▼

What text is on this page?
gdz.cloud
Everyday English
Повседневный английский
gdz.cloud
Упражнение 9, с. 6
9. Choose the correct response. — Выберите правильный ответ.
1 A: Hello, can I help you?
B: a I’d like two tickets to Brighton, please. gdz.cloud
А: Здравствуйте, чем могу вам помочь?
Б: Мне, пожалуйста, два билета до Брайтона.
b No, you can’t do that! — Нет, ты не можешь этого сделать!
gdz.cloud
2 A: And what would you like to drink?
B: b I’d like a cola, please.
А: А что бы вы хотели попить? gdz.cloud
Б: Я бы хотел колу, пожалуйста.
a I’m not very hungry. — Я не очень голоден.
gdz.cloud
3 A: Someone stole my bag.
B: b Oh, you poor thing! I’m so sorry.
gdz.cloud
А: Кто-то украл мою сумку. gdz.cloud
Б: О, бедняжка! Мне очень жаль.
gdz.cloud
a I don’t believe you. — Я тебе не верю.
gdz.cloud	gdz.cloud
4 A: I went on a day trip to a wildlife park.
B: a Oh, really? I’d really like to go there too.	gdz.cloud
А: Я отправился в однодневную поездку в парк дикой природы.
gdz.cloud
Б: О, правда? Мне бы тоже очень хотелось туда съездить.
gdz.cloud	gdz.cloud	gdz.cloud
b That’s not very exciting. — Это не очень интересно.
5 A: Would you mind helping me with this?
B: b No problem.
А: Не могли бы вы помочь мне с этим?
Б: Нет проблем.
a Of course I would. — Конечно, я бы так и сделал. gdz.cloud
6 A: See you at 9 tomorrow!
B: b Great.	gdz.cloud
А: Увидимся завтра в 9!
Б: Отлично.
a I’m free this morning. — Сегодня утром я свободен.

▲

REQUEST: Go through the entries and repeat each one exactly.

RESPONSE:
What text is on this page?
gdz.cloud
Everyday English
Повседневный английский
gdz.cloud
Упражнение 9, с. 6
9. Choose the correct response. — Выберите правильный ответ.
1 A: Hello, can I help you?
B: a I’d like two tickets to Brighton, please. gdz.cloud
А: Здравствуйте, чем могу вам помочь?
Б: Мне, пожалуйста, два билета до Брайтона.
b No, you can’t do that! — Нет, ты не можешь этого сделать!
gdz.cloud
2 A: And what would you like to drink?
B: b I’d like a cola, please.
А: А что бы вы хотели попить? gdz.cloud
Б: Я бы хотел колу, пожалуйста.
a I’m not very hungry. — Я не очень голоден.
gdz.cloud
3 A: Someone stole my bag.
B: b Oh, you poor thing! I’m so sorry.
gdz.cloud
А: Кто-то украл мою сумку. gdz.cloud
Б: О, бедняжка! Мне очень жаль.
gdz.cloud
a I don’t believe you. — Я тебе не верю.
gdz.cloud	gdz.cloud
4 A: I went on a day trip to a wildlife park.
B: a Oh, really? I’d really like to go there too.	gdz.cloud
А: Я отправился в однодневную поездку в парк дикой природы.
gdz.cloud
Б: О, правда? Мне бы тоже очень хотелось туда съездить.
gdz.cloud	gdz.cloud	gdz.cloud
b That’s not very exciting. — Это не очень интересно.
5 A: Would you mind helping me with this?
B: b No problem.
А: Не могли бы вы помочь мне с этим?
Б: Нет проблем.
a Of course I would. — Конечно, я бы так и сделал. gdz.cloud
6 A: See you at 9 tomorrow!
B: b Great.	gdz.cloud
А: Увидимся завтра в 9!
Б: Отлично.
a I’m free this morning. — Сегодня утром я свободен.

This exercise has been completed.